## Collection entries
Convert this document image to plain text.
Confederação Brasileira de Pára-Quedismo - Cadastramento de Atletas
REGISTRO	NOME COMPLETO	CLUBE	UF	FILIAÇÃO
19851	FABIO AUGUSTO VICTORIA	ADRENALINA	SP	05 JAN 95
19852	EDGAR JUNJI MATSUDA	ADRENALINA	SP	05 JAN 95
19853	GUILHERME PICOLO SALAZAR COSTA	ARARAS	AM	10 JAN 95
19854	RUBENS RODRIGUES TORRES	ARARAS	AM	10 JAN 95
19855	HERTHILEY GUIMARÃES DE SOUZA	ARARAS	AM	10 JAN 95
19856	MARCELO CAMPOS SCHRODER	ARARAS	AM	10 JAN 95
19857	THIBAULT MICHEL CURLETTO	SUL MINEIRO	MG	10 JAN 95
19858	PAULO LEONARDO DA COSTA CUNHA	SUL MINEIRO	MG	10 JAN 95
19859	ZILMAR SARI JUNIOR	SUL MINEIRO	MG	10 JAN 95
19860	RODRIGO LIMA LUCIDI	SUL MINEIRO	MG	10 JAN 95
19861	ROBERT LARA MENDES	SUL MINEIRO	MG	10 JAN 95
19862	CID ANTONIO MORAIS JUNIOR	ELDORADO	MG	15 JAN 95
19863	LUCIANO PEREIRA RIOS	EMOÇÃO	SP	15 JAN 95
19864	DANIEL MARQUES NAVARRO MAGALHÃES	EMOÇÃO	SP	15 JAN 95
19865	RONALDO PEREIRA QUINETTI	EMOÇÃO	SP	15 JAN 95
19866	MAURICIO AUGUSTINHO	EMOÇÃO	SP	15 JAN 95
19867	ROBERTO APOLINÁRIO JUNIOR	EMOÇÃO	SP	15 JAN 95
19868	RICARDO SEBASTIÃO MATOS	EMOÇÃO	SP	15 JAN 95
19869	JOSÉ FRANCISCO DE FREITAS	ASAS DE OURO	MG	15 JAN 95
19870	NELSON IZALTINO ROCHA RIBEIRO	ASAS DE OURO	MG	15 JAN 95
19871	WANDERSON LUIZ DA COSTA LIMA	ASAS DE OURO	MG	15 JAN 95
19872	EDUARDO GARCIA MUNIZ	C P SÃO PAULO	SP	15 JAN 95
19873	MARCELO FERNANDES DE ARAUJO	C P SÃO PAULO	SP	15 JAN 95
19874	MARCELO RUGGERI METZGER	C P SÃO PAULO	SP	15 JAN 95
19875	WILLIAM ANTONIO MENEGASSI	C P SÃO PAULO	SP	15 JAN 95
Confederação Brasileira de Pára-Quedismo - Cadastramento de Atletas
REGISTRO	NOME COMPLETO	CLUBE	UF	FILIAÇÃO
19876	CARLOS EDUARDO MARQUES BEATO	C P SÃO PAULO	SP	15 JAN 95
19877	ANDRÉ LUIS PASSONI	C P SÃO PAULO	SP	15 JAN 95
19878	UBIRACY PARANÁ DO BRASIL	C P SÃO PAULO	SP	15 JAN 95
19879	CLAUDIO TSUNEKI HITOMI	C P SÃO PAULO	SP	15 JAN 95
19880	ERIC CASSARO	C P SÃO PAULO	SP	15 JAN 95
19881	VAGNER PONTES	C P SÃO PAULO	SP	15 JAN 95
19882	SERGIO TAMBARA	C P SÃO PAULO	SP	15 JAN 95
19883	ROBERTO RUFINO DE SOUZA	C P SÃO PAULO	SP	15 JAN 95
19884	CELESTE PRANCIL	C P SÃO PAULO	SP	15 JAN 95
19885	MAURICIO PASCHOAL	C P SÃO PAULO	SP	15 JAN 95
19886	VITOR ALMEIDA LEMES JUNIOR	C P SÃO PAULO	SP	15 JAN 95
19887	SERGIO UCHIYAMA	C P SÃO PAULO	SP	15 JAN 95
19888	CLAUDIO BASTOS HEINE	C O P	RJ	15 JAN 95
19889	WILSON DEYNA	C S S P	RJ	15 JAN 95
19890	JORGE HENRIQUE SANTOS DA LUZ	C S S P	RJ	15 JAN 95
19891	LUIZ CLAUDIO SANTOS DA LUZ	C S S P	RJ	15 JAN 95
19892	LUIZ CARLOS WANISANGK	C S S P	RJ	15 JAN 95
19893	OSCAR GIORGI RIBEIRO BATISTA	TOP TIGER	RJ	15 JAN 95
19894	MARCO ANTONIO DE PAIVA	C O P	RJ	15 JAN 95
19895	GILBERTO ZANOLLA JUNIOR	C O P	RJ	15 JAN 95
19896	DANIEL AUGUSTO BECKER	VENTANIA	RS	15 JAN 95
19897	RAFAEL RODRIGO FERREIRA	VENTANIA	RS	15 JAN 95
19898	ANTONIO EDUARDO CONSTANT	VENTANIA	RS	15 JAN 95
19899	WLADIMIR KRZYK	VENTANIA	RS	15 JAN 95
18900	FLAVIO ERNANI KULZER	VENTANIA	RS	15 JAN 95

## What is being asked
Report all lines of the data that include the word "SOUZA".

## Output of the exercise
19855	HERTHILEY GUIMARÃES DE SOUZA	ARARAS	AM	10 JAN 95
19883	ROBERTO RUFINO DE SOUZA	C P SÃO PAULO	SP	15 JAN 95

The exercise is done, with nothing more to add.